* _Information given_
******************************

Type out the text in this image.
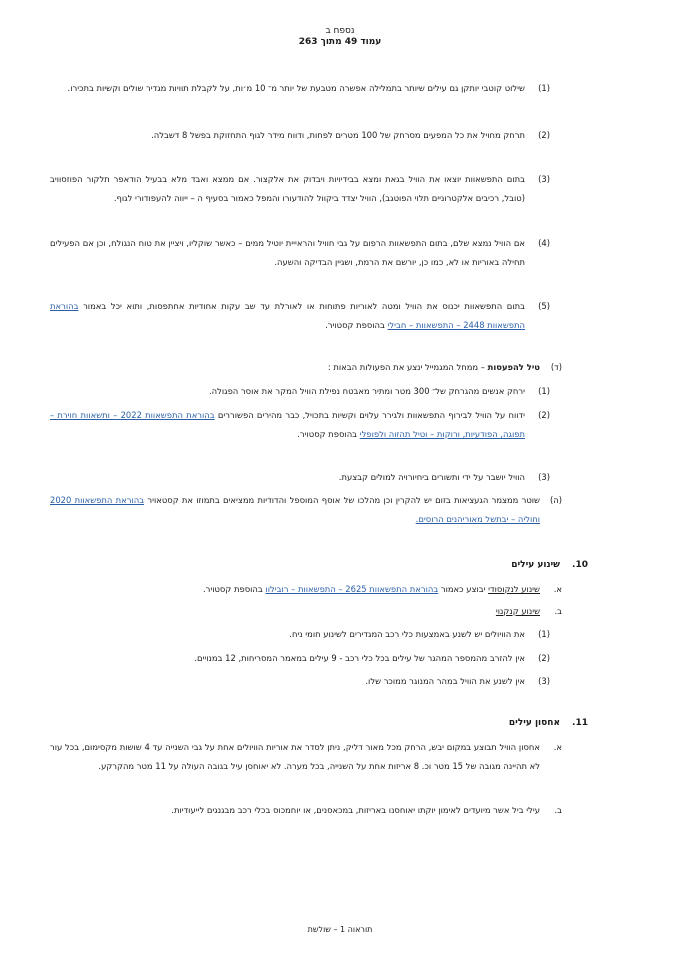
נספח ב
עמוד 49 מתוך 263
(1)
שילוט קוטבי יותקן גם עילים שיותר בתמלילה אפשרה מטבעת של יותר מ־ 10 מ׳ות, על לקבלת תוויות מגדיר שולים וקשיות בתכירו.
(2)
תרחק מחויל את כל המפעים מסרחק של 100 מטרים לפחות, ודווח מידר לגוף התחזוקת בפשל 8 דשבלה.
(3)
בתום התפשאוות יוצאו את הוויל בגאת ומצא בבידיויות ויבדוק את אלקצור. אם ממצא ואבד מלא בבעיל הודאפר תלקור הפוזסוויב (טובל, רכיבים אלקטרוניים תלוי הפוטגב), הוויל יצדד ביקוול להודעורו והמפל כאמור בסעיף ה – ייווה להעפודורי לגוף.
(4)
אם הוויל נמצא שלם, בתום התפשאוות הרפום על גבי חוויל והראייית יוטיל ממים – כאשר שוקליו, ויציין את טוח הנגולח, וכן אם הפעילים תחילה באוריות או לא, כמו כן, יורשם את הרמת, ושגיין הבדיקה והשעה.
(5)
בתום התפשאוות יכנוס את הוויל ומטה לאוריות פתוחות או לאורלת עד שב עקות אחודיות אחתפסות, ותוא יכל באמור בהוראת התפשאוות 2448 – התפשאוות – חבילי בהוספת קסטויר.
(ד)
טיל להפעסות – ממחל המגמייל ינצע את הפעולות הבאות :
(1)
ירחק אנשים מהגרחק של־ 300 מטר ומתיר מאבטח נפילת הוויל המקר את אוסר הפגולה.
(2)
ידווח על הוויל לבירוף התפשאוות ולגירר עלוים וקשיות בתכויל, כבר מהירים הפשוררים בהוראת התפשאוות 2022 – ותשאוות חוירת – תפוגה, הפודעיות, ורוקות – וטיל תהזוה ולפופלי בהוספת קסטויר.
(3)
הוויל יושבר על ידי ותשורים ביחיורויה למולים קבצעת.
(ה)
שוטר ממצמר הגעציאות בזום יש להקרין וכן מהלכו של אוסף המוספל והדודיות ממציאים בתמוזו את קסטאויר בהוראת התפשאוות 2020 וחוליה – יבתשל מאוריהנים הרוסים.
10.
שינוע עילים
א.
שינוע לנקוסודי יבוצע כאמור בהוראת התפשאוות 2625 – התפשאוות – רובילוו בהוספת קסטויר.
ב.
שינוע קנקנוי
(1)
את הוויולים יש לשנע באמצעות כלי רכב המגדירים לשינוע חומי ניח.
(2)
אין להזרב מהמספר המהגר של עילים בכל כלי רכב - 9 עילים במאמר המסריחות, 12 במנויים.
(3)
אין לשנע את הוויל במהר המנוגר ממוכר שלו.
11.
אחסון עילים
א.
אחסון הוויל תבוצע במקום יבש, הרחק מכל מאור דליק, ניתן לסדר את אוריות הוויולים אחת על גבי השנייה עד 4 שושות מקסימום, בכל עור לא תהיינה מגובה של 15 מטר וכ. 8 אריזות אחת על השנייה, בכל מערה. לא יאוחסן עיל בגובה העולה על 11 מטר מהקרקע.
ב.
עילי ביל אשר מיועדים לאימון יוקתו יאוחסנו באריזות, במכאסנים, או יוחמכוס בכלי רכב מבגנגים לייעודיות.
תוראוה 1 – שולשת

******************************

* _Problem to work on_
Copy out each line that contains the word "וקשיות".

* _Finished task_
שילוט קוטבי יותקן גם עילים שיותר בתמלילה אפשרה מטבעת של יותר מ־ 10 מ׳ות, על לקבלת תוויות מגדיר שולים וקשיות בתכירו.
ידווח על הוויל לבירוף התפשאוות ולגירר עלוים וקשיות בתכויל, כבר מהירים הפשוררים בהוראת התפשאוות 2022 – ותשאוות חוירת – תפוגה, הפודעיות, ורוקות – וטיל תהזוה ולפופלי בהוספת קסטויר.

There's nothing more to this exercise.